■ Exercise requirements
From the entries that follow, list every line in which the string "xlabel" appears.

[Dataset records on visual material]
....
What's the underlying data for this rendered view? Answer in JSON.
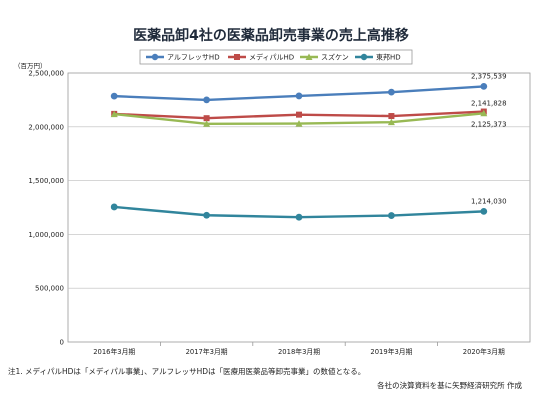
{
  "chart_data": {
    "type": "line",
    "title": "医薬品卸4社の医薬品卸売事業の売上高推移",
    "ylabel": "（百万円）",
    "categories": [
      "2016年3月期",
      "2017年3月期",
      "2018年3月期",
      "2019年3月期",
      "2020年3月期"
    ],
    "ylim": [
      0,
      2500000
    ],
    "yticks": [
      "0",
      "500,000",
      "1,000,000",
      "1,500,000",
      "2,000,000",
      "2,500,000"
    ],
    "legend_position": "top",
    "grid": true,
    "series": [
      {
        "name": "アルフレッサHD",
        "color": "#4a7ebb",
        "values": [
          2285000,
          2250000,
          2287000,
          2322000,
          2375539
        ],
        "end_label": "2,375,539"
      },
      {
        "name": "メディパルHD",
        "color": "#be4b48",
        "values": [
          2120000,
          2080000,
          2113000,
          2100000,
          2141828
        ],
        "end_label": "2,141,828"
      },
      {
        "name": "スズケン",
        "color": "#98b954",
        "values": [
          2118000,
          2028000,
          2030000,
          2043000,
          2125373
        ],
        "end_label": "2,125,373"
      },
      {
        "name": "東邦HD",
        "color": "#31859c",
        "values": [
          1255000,
          1178000,
          1160000,
          1175000,
          1214030
        ],
        "end_label": "1,214,030"
      }
    ]
  },
  "notes": {
    "left": "注1. メディパルHDは「メディパル事業」、アルフレッサHDは「医療用医薬品等卸売事業」の数値となる。",
    "right": "各社の決算資料を基に矢野経済研究所 作成"
  }
}
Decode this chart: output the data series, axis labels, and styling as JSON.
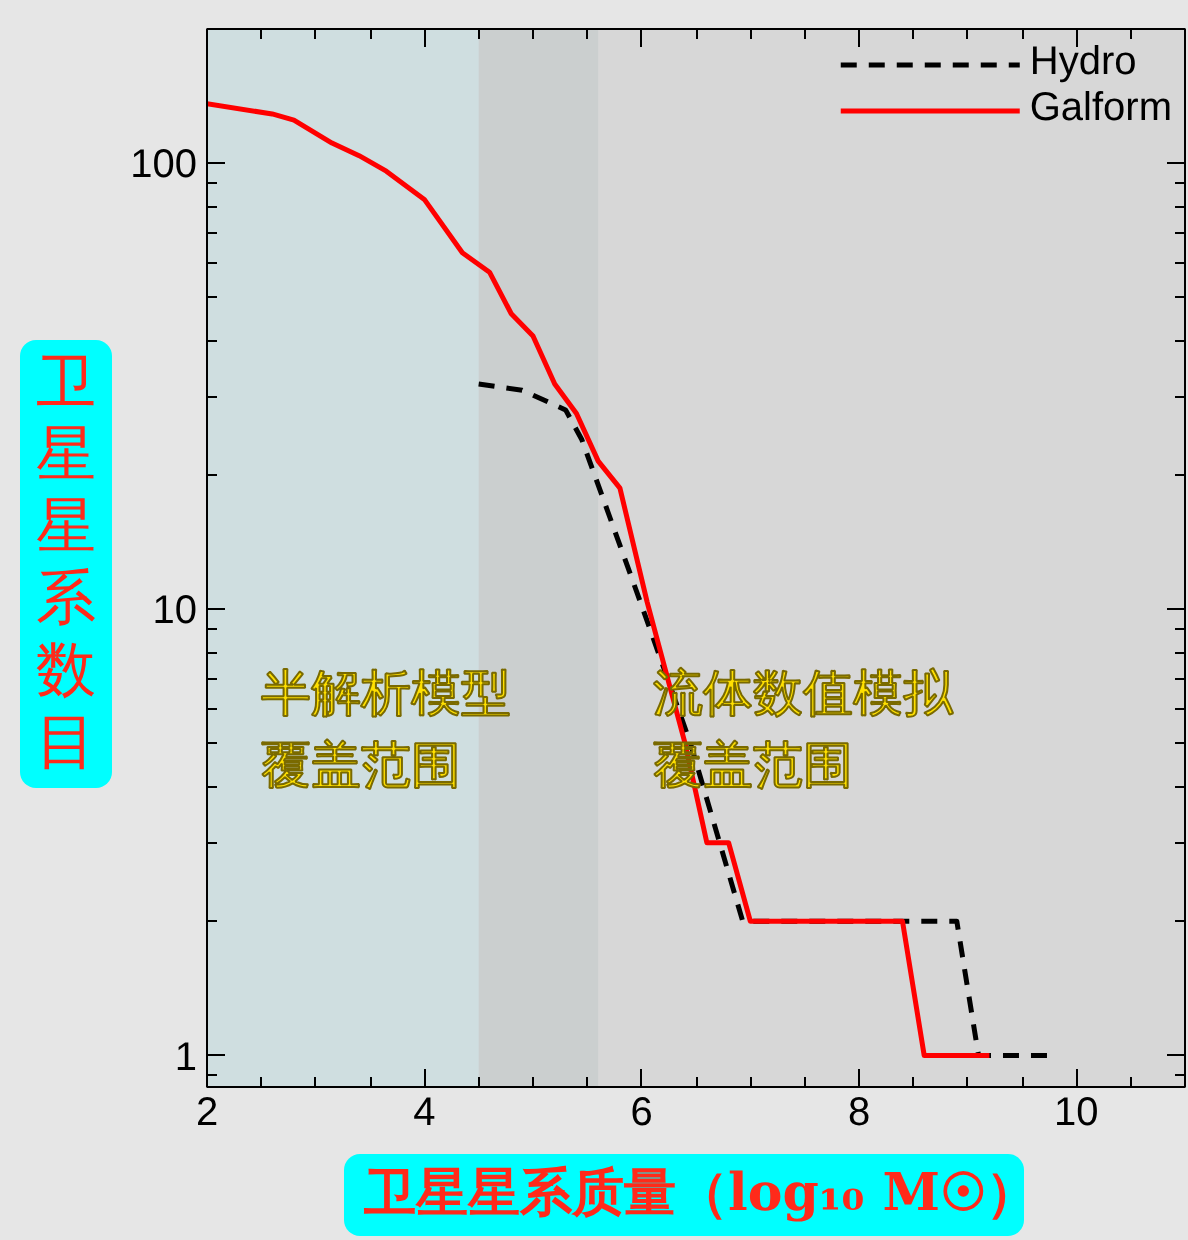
{
  "chart_data": {
    "type": "line",
    "xlabel": "卫星星系质量（log₁₀ M☉）",
    "ylabel": "卫星星系数目",
    "log": "y",
    "xlim": [
      2,
      11
    ],
    "ylim": [
      0.85,
      200
    ],
    "xticks": [
      2,
      4,
      6,
      8,
      10
    ],
    "yticks": [
      1,
      10,
      100
    ],
    "legend": "top right",
    "grid": false,
    "bands": [
      {
        "axis": "x",
        "from": 2,
        "to": 5.6,
        "label": "半解析模型覆盖范围",
        "color": "#cfdee0"
      },
      {
        "axis": "x",
        "from": 4.5,
        "to": 11,
        "label": "流体数值模拟覆盖范围",
        "color": "#c9c9c9"
      }
    ],
    "series": [
      {
        "name": "Hydro",
        "color": "#000000",
        "line_style": "dashed",
        "x": [
          4.5,
          4.9,
          5.3,
          5.45,
          6.0,
          6.45,
          6.93,
          8.9,
          9.1,
          9.8
        ],
        "values": [
          32,
          31,
          28,
          24,
          10.2,
          5.0,
          2,
          2,
          1,
          1
        ]
      },
      {
        "name": "Galform",
        "color": "#ff0000",
        "line_style": "solid",
        "x": [
          2,
          2.6,
          2.8,
          3.15,
          3.4,
          3.65,
          4.0,
          4.35,
          4.6,
          4.8,
          5.0,
          5.2,
          5.4,
          5.6,
          5.8,
          6.05,
          6.4,
          6.6,
          6.8,
          7.0,
          8.4,
          8.6,
          9.2
        ],
        "values": [
          136,
          129,
          125,
          111,
          104,
          96,
          83,
          63,
          57,
          46,
          41,
          32,
          27.5,
          21.5,
          18.7,
          10.4,
          5.0,
          3,
          3,
          2,
          2,
          1,
          1
        ]
      }
    ]
  }
}
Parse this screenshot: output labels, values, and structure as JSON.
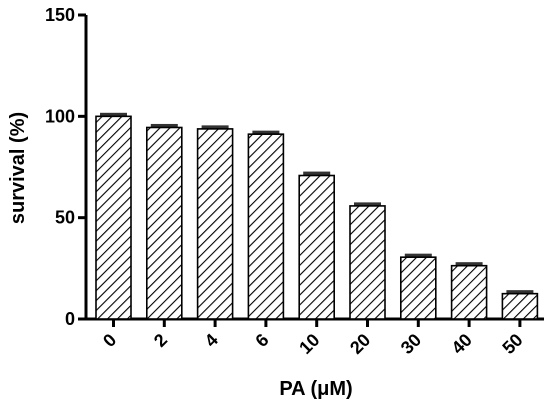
{
  "chart_data": {
    "type": "bar",
    "categories": [
      "0",
      "2",
      "4",
      "6",
      "10",
      "20",
      "30",
      "40",
      "50"
    ],
    "values": [
      100,
      94.5,
      93.8,
      91.2,
      70.8,
      55.8,
      30.5,
      26.3,
      12.5
    ],
    "errors": [
      1,
      1,
      1,
      1,
      1.2,
      1,
      1,
      1,
      1
    ],
    "xlabel": "PA (μM)",
    "ylabel": "survival (%)",
    "ylim": [
      0,
      150
    ],
    "yticks": [
      0,
      50,
      100,
      150
    ],
    "bar_fill": "hatched",
    "colors": {
      "bar_stroke": "#000000",
      "hatch": "#000000",
      "error_bar": "#333333",
      "axis": "#000000"
    }
  }
}
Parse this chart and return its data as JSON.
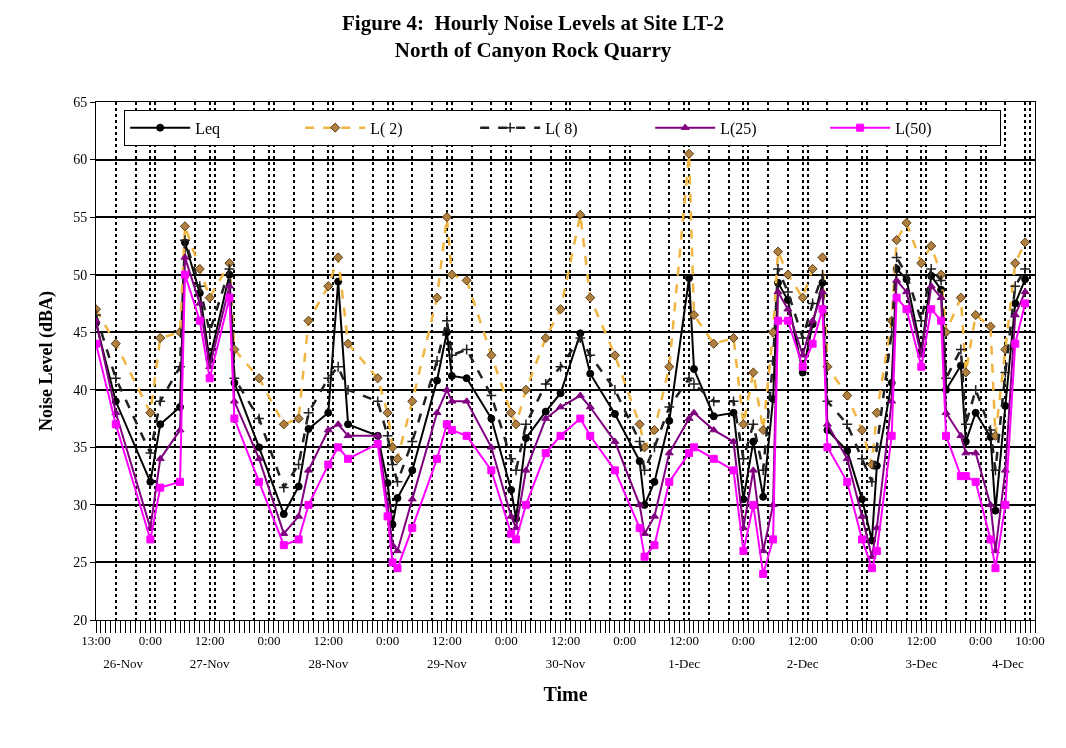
{
  "chart_data": {
    "type": "line",
    "title": "Figure 4:  Hourly Noise Levels at Site LT-2\nNorth of Canyon Rock Quarry",
    "xlabel": "Time",
    "ylabel": "Noise Level (dBA)",
    "x": [
      "--11-26T13:00",
      "--11-26T17:00",
      "--11-27T00:00",
      "--11-27T02:00",
      "--11-27T06:00",
      "--11-27T07:00",
      "--11-27T10:00",
      "--11-27T12:00",
      "--11-27T16:00",
      "--11-27T17:00",
      "--11-27T22:00",
      "--11-28T03:00",
      "--11-28T06:00",
      "--11-28T08:00",
      "--11-28T12:00",
      "--11-28T14:00",
      "--11-28T16:00",
      "--11-28T22:00",
      "--11-29T00:00",
      "--11-29T01:00",
      "--11-29T02:00",
      "--11-29T05:00",
      "--11-29T10:00",
      "--11-29T12:00",
      "--11-29T13:00",
      "--11-29T16:00",
      "--11-29T21:00",
      "--11-30T01:00",
      "--11-30T02:00",
      "--11-30T04:00",
      "--11-30T08:00",
      "--11-30T11:00",
      "--11-30T15:00",
      "--11-30T17:00",
      "--11-30T22:00",
      "--12-01T03:00",
      "--12-01T04:00",
      "--12-01T06:00",
      "--12-01T09:00",
      "--12-01T13:00",
      "--12-01T14:00",
      "--12-01T18:00",
      "--12-01T22:00",
      "--12-02T00:00",
      "--12-02T02:00",
      "--12-02T04:00",
      "--12-02T06:00",
      "--12-02T07:00",
      "--12-02T09:00",
      "--12-02T12:00",
      "--12-02T14:00",
      "--12-02T16:00",
      "--12-02T17:00",
      "--12-02T21:00",
      "--12-03T00:00",
      "--12-03T02:00",
      "--12-03T03:00",
      "--12-03T06:00",
      "--12-03T07:00",
      "--12-03T09:00",
      "--12-03T12:00",
      "--12-03T14:00",
      "--12-03T16:00",
      "--12-03T17:00",
      "--12-03T20:00",
      "--12-03T21:00",
      "--12-03T23:00",
      "--12-04T02:00",
      "--12-04T03:00",
      "--12-04T05:00",
      "--12-04T07:00",
      "--12-04T09:00"
    ],
    "series": [
      {
        "name": "Leq",
        "color": "#000000",
        "marker": "circle",
        "line_style": "solid",
        "values": [
          45.8,
          39,
          32,
          37,
          38.5,
          52.8,
          48.4,
          42.6,
          50,
          40.6,
          35,
          29.2,
          31.6,
          36.6,
          38,
          49.4,
          37,
          36,
          31.9,
          28.3,
          30.6,
          33,
          40.8,
          45,
          41.2,
          41,
          37.5,
          31.3,
          28.8,
          35.8,
          38.1,
          39.7,
          44.9,
          41.4,
          37.9,
          33.8,
          30,
          32,
          37.3,
          49.7,
          41.8,
          37.7,
          38,
          30.5,
          35.5,
          30.7,
          39.2,
          49.3,
          47.8,
          41.5,
          45.7,
          49.3,
          36.5,
          34.7,
          30.5,
          26.9,
          33.4,
          40.6,
          50.5,
          49.6,
          43.3,
          49.9,
          48.7,
          40,
          42.1,
          35.5,
          38,
          35.9,
          29.5,
          38.6,
          47.5,
          49.6
        ]
      },
      {
        "name": "L( 2)",
        "color": "#f0b440",
        "marker": "diamond",
        "line_style": "dashed",
        "values": [
          47,
          44,
          38,
          44.5,
          45,
          54.2,
          50.5,
          48,
          51,
          43.5,
          41,
          37,
          37.5,
          46,
          49,
          51.5,
          44,
          41,
          38,
          35,
          34,
          39,
          48,
          55,
          50,
          49.5,
          43,
          38,
          37,
          40,
          44.5,
          47,
          55.2,
          48,
          43,
          37,
          35,
          36.5,
          42,
          60.5,
          46.5,
          44,
          44.5,
          37,
          41.5,
          36.5,
          45,
          52,
          50,
          48,
          50.5,
          51.5,
          42,
          39.5,
          36.5,
          33.5,
          38,
          46,
          53,
          54.5,
          51,
          52.5,
          50,
          45,
          48,
          41.5,
          46.5,
          45.5,
          36,
          43.5,
          51,
          52.8
        ]
      },
      {
        "name": "L( 8)",
        "color": "#202020",
        "marker": "cross",
        "line_style": "dashed",
        "values": [
          46.5,
          41,
          34.5,
          39,
          42,
          53,
          49,
          45,
          50.5,
          41,
          37.5,
          31.5,
          33.5,
          38,
          41,
          42,
          40,
          39,
          36,
          33.5,
          32,
          35.5,
          42.5,
          46,
          43,
          43.5,
          39.5,
          34,
          33,
          37,
          40.5,
          42,
          44.5,
          43,
          40,
          35.5,
          33,
          35,
          38.5,
          41,
          40.5,
          39,
          39,
          34,
          37,
          33,
          42.5,
          50.5,
          48.5,
          44.5,
          47.5,
          50,
          39,
          37,
          34,
          32,
          35,
          45,
          51.5,
          50,
          46,
          50.5,
          49.5,
          41,
          43.5,
          37,
          40,
          36.5,
          33,
          41.5,
          49,
          50.5
        ]
      },
      {
        "name": "L(25)",
        "color": "#800080",
        "marker": "triangle",
        "line_style": "solid",
        "values": [
          46,
          38,
          28,
          34,
          36.5,
          51.5,
          47.5,
          42,
          49,
          39,
          34,
          27.5,
          29,
          33,
          36.5,
          37,
          36,
          36,
          30,
          26.5,
          26,
          30.5,
          38,
          40,
          39,
          39,
          35,
          29,
          28,
          33,
          37.5,
          38.5,
          39.5,
          38.5,
          35.5,
          30,
          27.5,
          29,
          34.5,
          37.5,
          38,
          36.5,
          35.5,
          28,
          33,
          26,
          30,
          48.5,
          47,
          43,
          46,
          48.5,
          37,
          34,
          29,
          25.5,
          28,
          39,
          49.5,
          48.5,
          43,
          49,
          48,
          38,
          36,
          34.5,
          34.5,
          30,
          26,
          33,
          46.5,
          48.5
        ]
      },
      {
        "name": "L(50)",
        "color": "#ff00ff",
        "marker": "square",
        "line_style": "solid",
        "values": [
          44,
          37,
          27,
          31.5,
          32,
          50,
          46,
          41,
          48,
          37.5,
          32,
          26.5,
          27,
          30,
          33.5,
          35,
          34,
          35.3,
          29,
          25,
          24.5,
          28,
          34,
          37,
          36.5,
          36,
          33,
          27.5,
          27,
          30,
          34.5,
          36,
          37.5,
          36,
          33,
          28,
          25.5,
          26.5,
          32,
          34.5,
          35,
          34,
          33,
          26,
          30,
          24,
          27,
          46,
          46,
          42,
          44,
          47,
          35,
          32,
          27,
          24.5,
          26,
          36,
          48,
          47,
          42,
          47,
          46,
          36,
          32.5,
          32.5,
          32,
          27,
          24.5,
          30,
          44,
          47.5
        ]
      }
    ],
    "xlim": [
      "--11-26T13:00",
      "--12-04T11:00"
    ],
    "xticks": [
      {
        "value": "--11-26T13:00",
        "label": "13:00"
      },
      {
        "value": "--11-26T17:00",
        "label": null
      },
      {
        "value": "--11-26T21:00",
        "label": null
      },
      {
        "value": "--11-27T00:00",
        "label": "0:00"
      },
      {
        "value": "--11-27T01:00",
        "label": null
      },
      {
        "value": "--11-27T05:00",
        "label": null
      },
      {
        "value": "--11-27T09:00",
        "label": null
      },
      {
        "value": "--11-27T12:00",
        "label": "12:00"
      },
      {
        "value": "--11-27T13:00",
        "label": null
      },
      {
        "value": "--11-27T17:00",
        "label": null
      },
      {
        "value": "--11-27T21:00",
        "label": null
      },
      {
        "value": "--11-28T00:00",
        "label": "0:00"
      },
      {
        "value": "--11-28T01:00",
        "label": null
      },
      {
        "value": "--11-28T05:00",
        "label": null
      },
      {
        "value": "--11-28T09:00",
        "label": null
      },
      {
        "value": "--11-28T12:00",
        "label": "12:00"
      },
      {
        "value": "--11-28T13:00",
        "label": null
      },
      {
        "value": "--11-28T17:00",
        "label": null
      },
      {
        "value": "--11-28T21:00",
        "label": null
      },
      {
        "value": "--11-29T00:00",
        "label": "0:00"
      },
      {
        "value": "--11-29T01:00",
        "label": null
      },
      {
        "value": "--11-29T05:00",
        "label": null
      },
      {
        "value": "--11-29T09:00",
        "label": null
      },
      {
        "value": "--11-29T12:00",
        "label": "12:00"
      },
      {
        "value": "--11-29T13:00",
        "label": null
      },
      {
        "value": "--11-29T17:00",
        "label": null
      },
      {
        "value": "--11-29T21:00",
        "label": null
      },
      {
        "value": "--11-30T00:00",
        "label": "0:00"
      },
      {
        "value": "--11-30T01:00",
        "label": null
      },
      {
        "value": "--11-30T05:00",
        "label": null
      },
      {
        "value": "--11-30T09:00",
        "label": null
      },
      {
        "value": "--11-30T12:00",
        "label": "12:00"
      },
      {
        "value": "--11-30T13:00",
        "label": null
      },
      {
        "value": "--11-30T17:00",
        "label": null
      },
      {
        "value": "--11-30T21:00",
        "label": null
      },
      {
        "value": "--12-01T00:00",
        "label": "0:00"
      },
      {
        "value": "--12-01T01:00",
        "label": null
      },
      {
        "value": "--12-01T05:00",
        "label": null
      },
      {
        "value": "--12-01T09:00",
        "label": null
      },
      {
        "value": "--12-01T12:00",
        "label": "12:00"
      },
      {
        "value": "--12-01T13:00",
        "label": null
      },
      {
        "value": "--12-01T17:00",
        "label": null
      },
      {
        "value": "--12-01T21:00",
        "label": null
      },
      {
        "value": "--12-02T00:00",
        "label": "0:00"
      },
      {
        "value": "--12-02T01:00",
        "label": null
      },
      {
        "value": "--12-02T05:00",
        "label": null
      },
      {
        "value": "--12-02T09:00",
        "label": null
      },
      {
        "value": "--12-02T12:00",
        "label": "12:00"
      },
      {
        "value": "--12-02T13:00",
        "label": null
      },
      {
        "value": "--12-02T17:00",
        "label": null
      },
      {
        "value": "--12-02T21:00",
        "label": null
      },
      {
        "value": "--12-03T00:00",
        "label": "0:00"
      },
      {
        "value": "--12-03T01:00",
        "label": null
      },
      {
        "value": "--12-03T05:00",
        "label": null
      },
      {
        "value": "--12-03T09:00",
        "label": null
      },
      {
        "value": "--12-03T12:00",
        "label": "12:00"
      },
      {
        "value": "--12-03T13:00",
        "label": null
      },
      {
        "value": "--12-03T17:00",
        "label": null
      },
      {
        "value": "--12-03T21:00",
        "label": null
      },
      {
        "value": "--12-04T00:00",
        "label": "0:00"
      },
      {
        "value": "--12-04T01:00",
        "label": null
      },
      {
        "value": "--12-04T05:00",
        "label": null
      },
      {
        "value": "--12-04T09:00",
        "label": null
      },
      {
        "value": "--12-04T10:00",
        "label": "10:00"
      }
    ],
    "x2lim": [
      "--11-26T13:00",
      "--12-04T11:00"
    ],
    "x2ticks": [
      {
        "value": "--11-26T18:30",
        "label": "26-Nov"
      },
      {
        "value": "--11-27T12:00",
        "label": "27-Nov"
      },
      {
        "value": "--11-28T12:00",
        "label": "28-Nov"
      },
      {
        "value": "--11-29T12:00",
        "label": "29-Nov"
      },
      {
        "value": "--11-30T12:00",
        "label": "30-Nov"
      },
      {
        "value": "--12-01T12:00",
        "label": "1-Dec"
      },
      {
        "value": "--12-02T12:00",
        "label": "2-Dec"
      },
      {
        "value": "--12-03T12:00",
        "label": "3-Dec"
      },
      {
        "value": "--12-04T05:30",
        "label": "4-Dec"
      }
    ],
    "ylim": [
      20,
      65
    ],
    "yticks": [
      20,
      25,
      30,
      35,
      40,
      45,
      50,
      55,
      60,
      65
    ],
    "grid": true,
    "legend": "top"
  }
}
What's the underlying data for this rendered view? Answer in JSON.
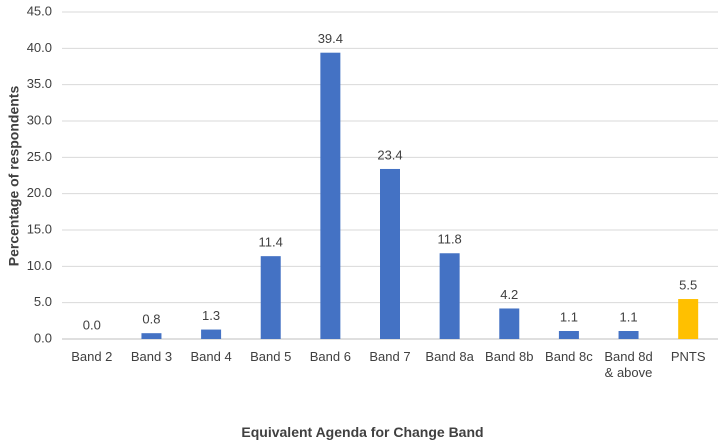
....
■ Result
    "xlabel": "卫星星系质量（log₁₀ M☉）",
    "xlabel": "PA (μM)",
    "xlabel": "Time",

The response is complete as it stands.